### EXTRACTED RECORDS
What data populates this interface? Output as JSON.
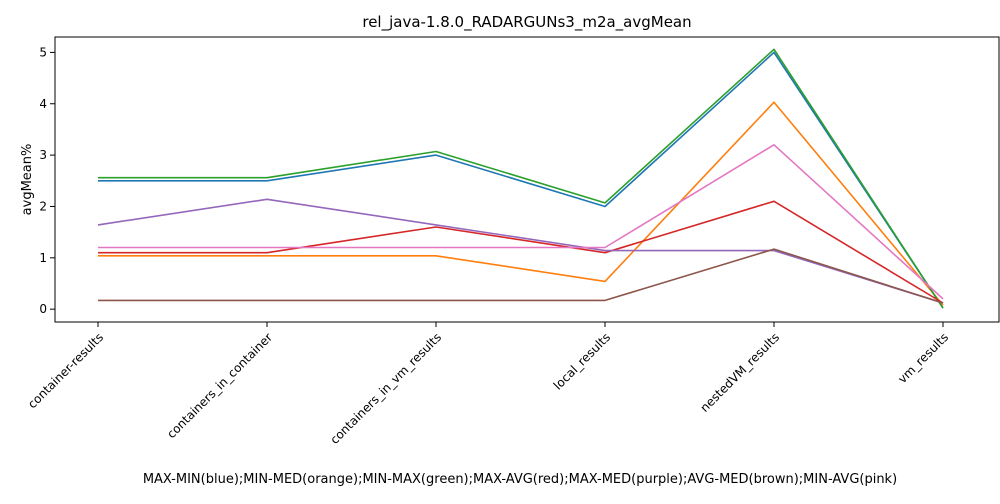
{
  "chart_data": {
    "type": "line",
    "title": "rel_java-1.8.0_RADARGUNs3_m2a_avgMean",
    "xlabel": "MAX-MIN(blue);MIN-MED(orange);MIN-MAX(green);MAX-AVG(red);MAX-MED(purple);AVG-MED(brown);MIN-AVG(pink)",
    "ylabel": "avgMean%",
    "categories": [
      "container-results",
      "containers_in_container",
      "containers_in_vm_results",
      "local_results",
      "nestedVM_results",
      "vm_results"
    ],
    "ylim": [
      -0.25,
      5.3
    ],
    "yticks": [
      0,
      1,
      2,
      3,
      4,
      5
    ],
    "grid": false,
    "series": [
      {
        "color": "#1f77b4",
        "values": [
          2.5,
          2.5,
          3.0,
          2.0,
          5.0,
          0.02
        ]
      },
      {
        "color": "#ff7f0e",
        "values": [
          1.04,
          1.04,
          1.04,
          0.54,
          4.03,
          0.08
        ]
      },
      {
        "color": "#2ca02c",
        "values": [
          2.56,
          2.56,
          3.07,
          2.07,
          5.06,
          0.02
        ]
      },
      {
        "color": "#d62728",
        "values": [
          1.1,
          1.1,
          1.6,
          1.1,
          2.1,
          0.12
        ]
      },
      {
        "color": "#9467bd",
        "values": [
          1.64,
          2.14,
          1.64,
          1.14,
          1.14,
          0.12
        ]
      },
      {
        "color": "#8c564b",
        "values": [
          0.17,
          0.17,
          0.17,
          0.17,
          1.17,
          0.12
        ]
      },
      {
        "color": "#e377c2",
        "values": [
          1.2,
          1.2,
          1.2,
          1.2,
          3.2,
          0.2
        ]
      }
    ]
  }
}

### OBJECTIVE
Copy the entries exactly. Leave out the images.

### TASK RESPONSE
What data populates this interface? Output as JSON.
{
  "chart_data": {
    "type": "line",
    "title": "rel_java-1.8.0_RADARGUNs3_m2a_avgMean",
    "xlabel": "MAX-MIN(blue);MIN-MED(orange);MIN-MAX(green);MAX-AVG(red);MAX-MED(purple);AVG-MED(brown);MIN-AVG(pink)",
    "ylabel": "avgMean%",
    "categories": [
      "container-results",
      "containers_in_container",
      "containers_in_vm_results",
      "local_results",
      "nestedVM_results",
      "vm_results"
    ],
    "ylim": [
      -0.25,
      5.3
    ],
    "yticks": [
      0,
      1,
      2,
      3,
      4,
      5
    ],
    "grid": false,
    "series": [
      {
        "color": "#1f77b4",
        "values": [
          2.5,
          2.5,
          3.0,
          2.0,
          5.0,
          0.02
        ]
      },
      {
        "color": "#ff7f0e",
        "values": [
          1.04,
          1.04,
          1.04,
          0.54,
          4.03,
          0.08
        ]
      },
      {
        "color": "#2ca02c",
        "values": [
          2.56,
          2.56,
          3.07,
          2.07,
          5.06,
          0.02
        ]
      },
      {
        "color": "#d62728",
        "values": [
          1.1,
          1.1,
          1.6,
          1.1,
          2.1,
          0.12
        ]
      },
      {
        "color": "#9467bd",
        "values": [
          1.64,
          2.14,
          1.64,
          1.14,
          1.14,
          0.12
        ]
      },
      {
        "color": "#8c564b",
        "values": [
          0.17,
          0.17,
          0.17,
          0.17,
          1.17,
          0.12
        ]
      },
      {
        "color": "#e377c2",
        "values": [
          1.2,
          1.2,
          1.2,
          1.2,
          3.2,
          0.2
        ]
      }
    ]
  }
}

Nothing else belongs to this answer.